### Information provided

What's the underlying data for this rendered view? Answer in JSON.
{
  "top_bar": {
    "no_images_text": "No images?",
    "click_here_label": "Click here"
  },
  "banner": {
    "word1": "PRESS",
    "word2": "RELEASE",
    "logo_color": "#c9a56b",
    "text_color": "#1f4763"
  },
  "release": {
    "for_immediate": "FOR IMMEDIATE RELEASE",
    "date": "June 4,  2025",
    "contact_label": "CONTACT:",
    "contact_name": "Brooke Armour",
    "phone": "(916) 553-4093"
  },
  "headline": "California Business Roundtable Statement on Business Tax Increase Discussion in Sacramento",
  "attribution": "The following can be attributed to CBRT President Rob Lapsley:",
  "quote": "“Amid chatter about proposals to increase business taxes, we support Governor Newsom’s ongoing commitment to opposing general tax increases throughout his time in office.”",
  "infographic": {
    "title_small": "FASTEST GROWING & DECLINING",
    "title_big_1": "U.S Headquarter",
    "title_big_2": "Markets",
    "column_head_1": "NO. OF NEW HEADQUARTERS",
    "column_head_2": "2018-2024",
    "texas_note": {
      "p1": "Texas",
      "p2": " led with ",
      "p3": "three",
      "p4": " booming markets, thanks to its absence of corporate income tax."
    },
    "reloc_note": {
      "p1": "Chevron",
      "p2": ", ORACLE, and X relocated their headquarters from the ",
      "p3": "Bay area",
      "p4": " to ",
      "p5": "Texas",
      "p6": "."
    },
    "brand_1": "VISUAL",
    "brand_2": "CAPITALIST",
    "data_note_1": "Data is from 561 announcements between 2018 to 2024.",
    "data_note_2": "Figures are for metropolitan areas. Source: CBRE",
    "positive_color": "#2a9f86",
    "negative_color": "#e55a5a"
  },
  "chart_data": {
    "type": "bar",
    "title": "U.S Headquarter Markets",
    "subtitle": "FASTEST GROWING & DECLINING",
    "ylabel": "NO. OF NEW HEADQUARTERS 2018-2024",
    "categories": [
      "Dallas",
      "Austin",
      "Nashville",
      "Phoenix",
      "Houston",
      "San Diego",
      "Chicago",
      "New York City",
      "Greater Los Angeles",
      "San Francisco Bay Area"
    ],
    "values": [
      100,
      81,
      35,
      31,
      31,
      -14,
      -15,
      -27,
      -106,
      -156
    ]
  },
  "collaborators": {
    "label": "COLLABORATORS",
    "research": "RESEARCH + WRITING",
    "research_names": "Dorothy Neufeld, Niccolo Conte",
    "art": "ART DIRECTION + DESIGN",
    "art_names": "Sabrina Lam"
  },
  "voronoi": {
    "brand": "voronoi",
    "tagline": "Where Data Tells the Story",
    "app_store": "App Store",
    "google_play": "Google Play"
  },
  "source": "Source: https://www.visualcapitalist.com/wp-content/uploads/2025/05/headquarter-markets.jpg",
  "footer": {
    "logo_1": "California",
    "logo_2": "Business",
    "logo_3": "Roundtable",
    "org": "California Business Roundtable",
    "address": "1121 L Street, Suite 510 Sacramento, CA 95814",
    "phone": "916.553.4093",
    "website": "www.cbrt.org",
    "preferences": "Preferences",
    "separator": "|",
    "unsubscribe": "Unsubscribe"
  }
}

######

* [Task details] Reproduce every record above exactly as it appears.

* [Final answer]
What's the underlying data for this rendered view? Answer in JSON.
{
  "top_bar": {
    "no_images_text": "No images?",
    "click_here_label": "Click here"
  },
  "banner": {
    "word1": "PRESS",
    "word2": "RELEASE",
    "logo_color": "#c9a56b",
    "text_color": "#1f4763"
  },
  "release": {
    "for_immediate": "FOR IMMEDIATE RELEASE",
    "date": "June 4,  2025",
    "contact_label": "CONTACT:",
    "contact_name": "Brooke Armour",
    "phone": "(916) 553-4093"
  },
  "headline": "California Business Roundtable Statement on Business Tax Increase Discussion in Sacramento",
  "attribution": "The following can be attributed to CBRT President Rob Lapsley:",
  "quote": "“Amid chatter about proposals to increase business taxes, we support Governor Newsom’s ongoing commitment to opposing general tax increases throughout his time in office.”",
  "infographic": {
    "title_small": "FASTEST GROWING & DECLINING",
    "title_big_1": "U.S Headquarter",
    "title_big_2": "Markets",
    "column_head_1": "NO. OF NEW HEADQUARTERS",
    "column_head_2": "2018-2024",
    "texas_note": {
      "p1": "Texas",
      "p2": " led with ",
      "p3": "three",
      "p4": " booming markets, thanks to its absence of corporate income tax."
    },
    "reloc_note": {
      "p1": "Chevron",
      "p2": ", ORACLE, and X relocated their headquarters from the ",
      "p3": "Bay area",
      "p4": " to ",
      "p5": "Texas",
      "p6": "."
    },
    "brand_1": "VISUAL",
    "brand_2": "CAPITALIST",
    "data_note_1": "Data is from 561 announcements between 2018 to 2024.",
    "data_note_2": "Figures are for metropolitan areas. Source: CBRE",
    "positive_color": "#2a9f86",
    "negative_color": "#e55a5a"
  },
  "chart_data": {
    "type": "bar",
    "title": "U.S Headquarter Markets",
    "subtitle": "FASTEST GROWING & DECLINING",
    "ylabel": "NO. OF NEW HEADQUARTERS 2018-2024",
    "categories": [
      "Dallas",
      "Austin",
      "Nashville",
      "Phoenix",
      "Houston",
      "San Diego",
      "Chicago",
      "New York City",
      "Greater Los Angeles",
      "San Francisco Bay Area"
    ],
    "values": [
      100,
      81,
      35,
      31,
      31,
      -14,
      -15,
      -27,
      -106,
      -156
    ]
  },
  "collaborators": {
    "label": "COLLABORATORS",
    "research": "RESEARCH + WRITING",
    "research_names": "Dorothy Neufeld, Niccolo Conte",
    "art": "ART DIRECTION + DESIGN",
    "art_names": "Sabrina Lam"
  },
  "voronoi": {
    "brand": "voronoi",
    "tagline": "Where Data Tells the Story",
    "app_store": "App Store",
    "google_play": "Google Play"
  },
  "source": "Source: https://www.visualcapitalist.com/wp-content/uploads/2025/05/headquarter-markets.jpg",
  "footer": {
    "logo_1": "California",
    "logo_2": "Business",
    "logo_3": "Roundtable",
    "org": "California Business Roundtable",
    "address": "1121 L Street, Suite 510 Sacramento, CA 95814",
    "phone": "916.553.4093",
    "website": "www.cbrt.org",
    "preferences": "Preferences",
    "separator": "|",
    "unsubscribe": "Unsubscribe"
  }
}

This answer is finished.